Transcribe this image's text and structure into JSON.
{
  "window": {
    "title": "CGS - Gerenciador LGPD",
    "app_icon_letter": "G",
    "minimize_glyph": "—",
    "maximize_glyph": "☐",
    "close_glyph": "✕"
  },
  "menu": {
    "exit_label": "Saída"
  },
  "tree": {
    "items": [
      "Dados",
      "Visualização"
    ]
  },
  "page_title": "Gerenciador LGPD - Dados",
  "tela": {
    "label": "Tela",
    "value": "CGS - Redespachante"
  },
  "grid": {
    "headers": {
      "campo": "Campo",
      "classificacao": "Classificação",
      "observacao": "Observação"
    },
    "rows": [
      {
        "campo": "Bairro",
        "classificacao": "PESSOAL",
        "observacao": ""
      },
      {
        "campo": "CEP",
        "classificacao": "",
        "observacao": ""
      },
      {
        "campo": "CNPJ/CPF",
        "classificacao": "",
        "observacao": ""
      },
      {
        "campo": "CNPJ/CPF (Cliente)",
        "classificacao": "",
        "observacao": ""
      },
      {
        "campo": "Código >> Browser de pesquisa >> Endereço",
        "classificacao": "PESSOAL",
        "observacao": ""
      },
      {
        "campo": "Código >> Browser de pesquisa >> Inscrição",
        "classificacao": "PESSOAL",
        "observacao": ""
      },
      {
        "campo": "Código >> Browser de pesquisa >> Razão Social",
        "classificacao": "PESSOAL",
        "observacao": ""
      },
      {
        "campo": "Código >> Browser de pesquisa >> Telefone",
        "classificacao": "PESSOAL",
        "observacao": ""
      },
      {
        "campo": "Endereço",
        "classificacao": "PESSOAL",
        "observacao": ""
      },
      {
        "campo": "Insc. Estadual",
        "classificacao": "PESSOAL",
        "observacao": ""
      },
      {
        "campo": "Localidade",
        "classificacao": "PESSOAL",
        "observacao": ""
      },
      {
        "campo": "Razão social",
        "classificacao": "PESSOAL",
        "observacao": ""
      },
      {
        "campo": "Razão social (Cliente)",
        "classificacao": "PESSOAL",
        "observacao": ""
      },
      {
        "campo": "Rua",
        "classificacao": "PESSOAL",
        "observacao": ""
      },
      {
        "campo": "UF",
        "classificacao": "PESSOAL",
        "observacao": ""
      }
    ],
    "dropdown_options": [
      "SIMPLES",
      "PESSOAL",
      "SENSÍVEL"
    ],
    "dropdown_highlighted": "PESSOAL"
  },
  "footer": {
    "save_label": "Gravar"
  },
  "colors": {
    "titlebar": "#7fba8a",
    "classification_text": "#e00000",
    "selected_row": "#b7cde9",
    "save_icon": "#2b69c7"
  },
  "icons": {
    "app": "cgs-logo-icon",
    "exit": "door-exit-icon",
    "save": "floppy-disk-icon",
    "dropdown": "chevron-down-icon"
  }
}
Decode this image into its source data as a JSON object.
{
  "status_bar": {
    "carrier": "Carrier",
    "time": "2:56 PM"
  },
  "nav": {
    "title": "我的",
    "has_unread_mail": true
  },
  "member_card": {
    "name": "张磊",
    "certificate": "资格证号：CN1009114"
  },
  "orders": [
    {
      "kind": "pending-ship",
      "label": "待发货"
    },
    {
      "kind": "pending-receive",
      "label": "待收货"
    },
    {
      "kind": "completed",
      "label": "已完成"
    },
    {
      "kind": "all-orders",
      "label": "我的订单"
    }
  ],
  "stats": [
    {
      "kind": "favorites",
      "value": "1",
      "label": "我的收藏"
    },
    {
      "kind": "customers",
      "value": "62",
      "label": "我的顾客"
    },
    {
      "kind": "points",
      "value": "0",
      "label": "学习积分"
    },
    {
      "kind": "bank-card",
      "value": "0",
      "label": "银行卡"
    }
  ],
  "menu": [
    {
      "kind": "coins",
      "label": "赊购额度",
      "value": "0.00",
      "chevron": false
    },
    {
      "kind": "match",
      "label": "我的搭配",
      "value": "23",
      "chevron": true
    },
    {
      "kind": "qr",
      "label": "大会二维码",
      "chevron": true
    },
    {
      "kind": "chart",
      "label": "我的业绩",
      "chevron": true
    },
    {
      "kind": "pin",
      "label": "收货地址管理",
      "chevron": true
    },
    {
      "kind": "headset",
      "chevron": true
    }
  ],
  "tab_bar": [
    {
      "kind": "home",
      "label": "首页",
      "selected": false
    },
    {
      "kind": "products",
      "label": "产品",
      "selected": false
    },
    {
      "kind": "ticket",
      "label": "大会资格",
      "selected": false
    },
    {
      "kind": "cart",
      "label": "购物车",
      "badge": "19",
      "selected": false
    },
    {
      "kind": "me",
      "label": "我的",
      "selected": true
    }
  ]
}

- - - -

-- Written task --
Gather up the lines that contain the word "Gerenciador".

-- Solution below --
    "title": "CGS - Gerenciador LGPD",
  "page_title": "Gerenciador LGPD - Dados",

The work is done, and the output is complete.